* **WHAT THE TASK REQUIRES**
Repeat everything in the material exactly.

* **EXTRACTED ENTRIES**
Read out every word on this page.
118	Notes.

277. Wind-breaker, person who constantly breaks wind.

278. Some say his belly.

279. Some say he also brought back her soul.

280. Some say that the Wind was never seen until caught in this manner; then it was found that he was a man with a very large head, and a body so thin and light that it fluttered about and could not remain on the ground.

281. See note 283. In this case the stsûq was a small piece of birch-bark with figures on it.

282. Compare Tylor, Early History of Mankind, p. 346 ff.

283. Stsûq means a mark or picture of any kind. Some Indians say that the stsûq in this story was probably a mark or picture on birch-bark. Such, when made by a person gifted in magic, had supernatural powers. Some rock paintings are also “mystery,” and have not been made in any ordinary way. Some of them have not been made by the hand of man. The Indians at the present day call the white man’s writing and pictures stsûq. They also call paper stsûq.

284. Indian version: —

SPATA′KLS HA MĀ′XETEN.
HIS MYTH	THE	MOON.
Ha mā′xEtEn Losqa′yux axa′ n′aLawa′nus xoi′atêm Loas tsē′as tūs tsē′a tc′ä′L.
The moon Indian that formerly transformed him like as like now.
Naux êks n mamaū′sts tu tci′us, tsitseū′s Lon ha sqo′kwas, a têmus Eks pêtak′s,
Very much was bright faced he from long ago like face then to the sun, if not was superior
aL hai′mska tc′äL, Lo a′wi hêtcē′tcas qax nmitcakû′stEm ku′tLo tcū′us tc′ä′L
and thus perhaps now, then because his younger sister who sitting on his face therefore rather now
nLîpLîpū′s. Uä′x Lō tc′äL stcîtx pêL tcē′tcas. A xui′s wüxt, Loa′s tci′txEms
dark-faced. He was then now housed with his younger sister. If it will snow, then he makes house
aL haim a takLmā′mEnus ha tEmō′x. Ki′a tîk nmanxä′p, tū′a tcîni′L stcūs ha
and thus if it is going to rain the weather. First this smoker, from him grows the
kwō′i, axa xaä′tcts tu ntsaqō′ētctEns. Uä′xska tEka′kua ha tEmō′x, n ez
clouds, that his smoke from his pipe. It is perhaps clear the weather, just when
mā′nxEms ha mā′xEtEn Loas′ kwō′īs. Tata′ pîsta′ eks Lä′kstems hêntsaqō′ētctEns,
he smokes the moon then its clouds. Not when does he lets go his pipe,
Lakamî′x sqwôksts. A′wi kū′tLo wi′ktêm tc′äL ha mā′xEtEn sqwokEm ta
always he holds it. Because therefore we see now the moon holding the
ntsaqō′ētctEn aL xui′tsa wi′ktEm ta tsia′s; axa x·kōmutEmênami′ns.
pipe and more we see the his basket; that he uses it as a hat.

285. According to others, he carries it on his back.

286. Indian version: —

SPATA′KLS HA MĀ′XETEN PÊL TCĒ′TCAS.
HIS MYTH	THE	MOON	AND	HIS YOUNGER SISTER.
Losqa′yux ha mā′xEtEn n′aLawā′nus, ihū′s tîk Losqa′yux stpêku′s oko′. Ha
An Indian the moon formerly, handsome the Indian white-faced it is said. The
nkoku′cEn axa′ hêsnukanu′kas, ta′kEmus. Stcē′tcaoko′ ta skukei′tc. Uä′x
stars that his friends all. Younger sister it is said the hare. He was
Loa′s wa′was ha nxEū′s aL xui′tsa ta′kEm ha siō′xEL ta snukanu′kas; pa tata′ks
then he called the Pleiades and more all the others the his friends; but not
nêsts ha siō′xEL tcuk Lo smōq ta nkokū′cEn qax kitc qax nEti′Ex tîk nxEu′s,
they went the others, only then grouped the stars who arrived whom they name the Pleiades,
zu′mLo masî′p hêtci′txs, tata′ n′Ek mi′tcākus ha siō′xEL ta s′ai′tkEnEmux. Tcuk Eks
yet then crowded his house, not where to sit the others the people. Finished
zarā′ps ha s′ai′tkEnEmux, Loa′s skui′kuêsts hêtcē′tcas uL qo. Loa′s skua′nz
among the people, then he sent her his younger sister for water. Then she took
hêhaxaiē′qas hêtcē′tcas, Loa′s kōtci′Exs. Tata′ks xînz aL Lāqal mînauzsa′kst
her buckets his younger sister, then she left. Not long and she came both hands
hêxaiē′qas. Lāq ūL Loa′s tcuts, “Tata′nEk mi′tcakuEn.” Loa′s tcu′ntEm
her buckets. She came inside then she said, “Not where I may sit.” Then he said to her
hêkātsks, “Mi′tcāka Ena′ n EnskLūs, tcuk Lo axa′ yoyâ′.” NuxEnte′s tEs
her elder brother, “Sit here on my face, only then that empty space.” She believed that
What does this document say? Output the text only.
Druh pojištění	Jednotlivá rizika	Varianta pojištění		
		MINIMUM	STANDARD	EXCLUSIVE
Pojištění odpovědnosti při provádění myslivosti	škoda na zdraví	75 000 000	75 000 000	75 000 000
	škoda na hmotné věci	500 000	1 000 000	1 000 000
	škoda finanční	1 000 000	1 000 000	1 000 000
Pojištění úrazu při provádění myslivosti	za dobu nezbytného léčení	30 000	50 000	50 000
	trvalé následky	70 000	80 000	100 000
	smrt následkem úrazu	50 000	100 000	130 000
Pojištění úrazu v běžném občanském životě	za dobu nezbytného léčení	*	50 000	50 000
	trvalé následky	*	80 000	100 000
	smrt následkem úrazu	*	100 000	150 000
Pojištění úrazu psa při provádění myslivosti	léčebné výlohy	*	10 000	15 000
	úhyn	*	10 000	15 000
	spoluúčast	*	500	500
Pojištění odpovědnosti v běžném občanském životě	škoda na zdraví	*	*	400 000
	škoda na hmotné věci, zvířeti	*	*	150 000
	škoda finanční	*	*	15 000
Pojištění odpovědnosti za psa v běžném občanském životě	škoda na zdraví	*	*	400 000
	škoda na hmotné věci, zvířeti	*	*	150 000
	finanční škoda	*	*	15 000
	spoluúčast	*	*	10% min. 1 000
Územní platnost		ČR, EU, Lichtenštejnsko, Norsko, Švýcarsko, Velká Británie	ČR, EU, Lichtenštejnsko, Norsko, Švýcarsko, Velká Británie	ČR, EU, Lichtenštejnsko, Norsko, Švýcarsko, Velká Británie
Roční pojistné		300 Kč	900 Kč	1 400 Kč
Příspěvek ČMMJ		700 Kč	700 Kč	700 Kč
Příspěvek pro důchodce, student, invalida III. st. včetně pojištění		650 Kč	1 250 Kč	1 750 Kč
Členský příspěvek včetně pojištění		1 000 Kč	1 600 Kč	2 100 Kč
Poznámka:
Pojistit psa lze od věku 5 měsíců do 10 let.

* **EXERCISE ANSWER**
Read out every word on this page.
118	Notes.

277. Wind-breaker, person who constantly breaks wind.

278. Some say his belly.

279. Some say he also brought back her soul.

280. Some say that the Wind was never seen until caught in this manner; then it was found that he was a man with a very large head, and a body so thin and light that it fluttered about and could not remain on the ground.

281. See note 283. In this case the stsûq was a small piece of birch-bark with figures on it.

282. Compare Tylor, Early History of Mankind, p. 346 ff.

283. Stsûq means a mark or picture of any kind. Some Indians say that the stsûq in this story was probably a mark or picture on birch-bark. Such, when made by a person gifted in magic, had supernatural powers. Some rock paintings are also “mystery,” and have not been made in any ordinary way. Some of them have not been made by the hand of man. The Indians at the present day call the white man’s writing and pictures stsûq. They also call paper stsûq.

284. Indian version: —

SPATA′KLS HA MĀ′XETEN.
HIS MYTH	THE	MOON.
Ha mā′xEtEn Losqa′yux axa′ n′aLawa′nus xoi′atêm Loas tsē′as tūs tsē′a tc′ä′L.
The moon Indian that formerly transformed him like as like now.
Naux êks n mamaū′sts tu tci′us, tsitseū′s Lon ha sqo′kwas, a têmus Eks pêtak′s,
Very much was bright faced he from long ago like face then to the sun, if not was superior
aL hai′mska tc′äL, Lo a′wi hêtcē′tcas qax nmitcakû′stEm ku′tLo tcū′us tc′ä′L
and thus perhaps now, then because his younger sister who sitting on his face therefore rather now
nLîpLîpū′s. Uä′x Lō tc′äL stcîtx pêL tcē′tcas. A xui′s wüxt, Loa′s tci′txEms
dark-faced. He was then now housed with his younger sister. If it will snow, then he makes house
aL haim a takLmā′mEnus ha tEmō′x. Ki′a tîk nmanxä′p, tū′a tcîni′L stcūs ha
and thus if it is going to rain the weather. First this smoker, from him grows the
kwō′i, axa xaä′tcts tu ntsaqō′ētctEns. Uä′xska tEka′kua ha tEmō′x, n ez
clouds, that his smoke from his pipe. It is perhaps clear the weather, just when
mā′nxEms ha mā′xEtEn Loas′ kwō′īs. Tata′ pîsta′ eks Lä′kstems hêntsaqō′ētctEns,
he smokes the moon then its clouds. Not when does he lets go his pipe,
Lakamî′x sqwôksts. A′wi kū′tLo wi′ktêm tc′äL ha mā′xEtEn sqwokEm ta
always he holds it. Because therefore we see now the moon holding the
ntsaqō′ētctEn aL xui′tsa wi′ktEm ta tsia′s; axa x·kōmutEmênami′ns.
pipe and more we see the his basket; that he uses it as a hat.

285. According to others, he carries it on his back.

286. Indian version: —

SPATA′KLS HA MĀ′XETEN PÊL TCĒ′TCAS.
HIS MYTH	THE	MOON	AND	HIS YOUNGER SISTER.
Losqa′yux ha mā′xEtEn n′aLawā′nus, ihū′s tîk Losqa′yux stpêku′s oko′. Ha
An Indian the moon formerly, handsome the Indian white-faced it is said. The
nkoku′cEn axa′ hêsnukanu′kas, ta′kEmus. Stcē′tcaoko′ ta skukei′tc. Uä′x
stars that his friends all. Younger sister it is said the hare. He was
Loa′s wa′was ha nxEū′s aL xui′tsa ta′kEm ha siō′xEL ta snukanu′kas; pa tata′ks
then he called the Pleiades and more all the others the his friends; but not
nêsts ha siō′xEL tcuk Lo smōq ta nkokū′cEn qax kitc qax nEti′Ex tîk nxEu′s,
they went the others, only then grouped the stars who arrived whom they name the Pleiades,
zu′mLo masî′p hêtci′txs, tata′ n′Ek mi′tcākus ha siō′xEL ta s′ai′tkEnEmux. Tcuk Eks
yet then crowded his house, not where to sit the others the people. Finished
zarā′ps ha s′ai′tkEnEmux, Loa′s skui′kuêsts hêtcē′tcas uL qo. Loa′s skua′nz
among the people, then he sent her his younger sister for water. Then she took
hêhaxaiē′qas hêtcē′tcas, Loa′s kōtci′Exs. Tata′ks xînz aL Lāqal mînauzsa′kst
her buckets his younger sister, then she left. Not long and she came both hands
hêxaiē′qas. Lāq ūL Loa′s tcuts, “Tata′nEk mi′tcakuEn.” Loa′s tcu′ntEm
her buckets. She came inside then she said, “Not where I may sit.” Then he said to her
hêkātsks, “Mi′tcāka Ena′ n EnskLūs, tcuk Lo axa′ yoyâ′.” NuxEnte′s tEs
her elder brother, “Sit here on my face, only then that empty space.” She believed that
What does this document say? Output the text only.
Druh pojištění	Jednotlivá rizika	Varianta pojištění		
		MINIMUM	STANDARD	EXCLUSIVE
Pojištění odpovědnosti při provádění myslivosti	škoda na zdraví	75 000 000	75 000 000	75 000 000
	škoda na hmotné věci	500 000	1 000 000	1 000 000
	škoda finanční	1 000 000	1 000 000	1 000 000
Pojištění úrazu při provádění myslivosti	za dobu nezbytného léčení	30 000	50 000	50 000
	trvalé následky	70 000	80 000	100 000
	smrt následkem úrazu	50 000	100 000	130 000
Pojištění úrazu v běžném občanském životě	za dobu nezbytného léčení	*	50 000	50 000
	trvalé následky	*	80 000	100 000
	smrt následkem úrazu	*	100 000	150 000
Pojištění úrazu psa při provádění myslivosti	léčebné výlohy	*	10 000	15 000
	úhyn	*	10 000	15 000
	spoluúčast	*	500	500
Pojištění odpovědnosti v běžném občanském životě	škoda na zdraví	*	*	400 000
	škoda na hmotné věci, zvířeti	*	*	150 000
	škoda finanční	*	*	15 000
Pojištění odpovědnosti za psa v běžném občanském životě	škoda na zdraví	*	*	400 000
	škoda na hmotné věci, zvířeti	*	*	150 000
	finanční škoda	*	*	15 000
	spoluúčast	*	*	10% min. 1 000
Územní platnost		ČR, EU, Lichtenštejnsko, Norsko, Švýcarsko, Velká Británie	ČR, EU, Lichtenštejnsko, Norsko, Švýcarsko, Velká Británie	ČR, EU, Lichtenštejnsko, Norsko, Švýcarsko, Velká Británie
Roční pojistné		300 Kč	900 Kč	1 400 Kč
Příspěvek ČMMJ		700 Kč	700 Kč	700 Kč
Příspěvek pro důchodce, student, invalida III. st. včetně pojištění		650 Kč	1 250 Kč	1 750 Kč
Členský příspěvek včetně pojištění		1 000 Kč	1 600 Kč	2 100 Kč
Poznámka:
Pojistit psa lze od věku 5 měsíců do 10 let.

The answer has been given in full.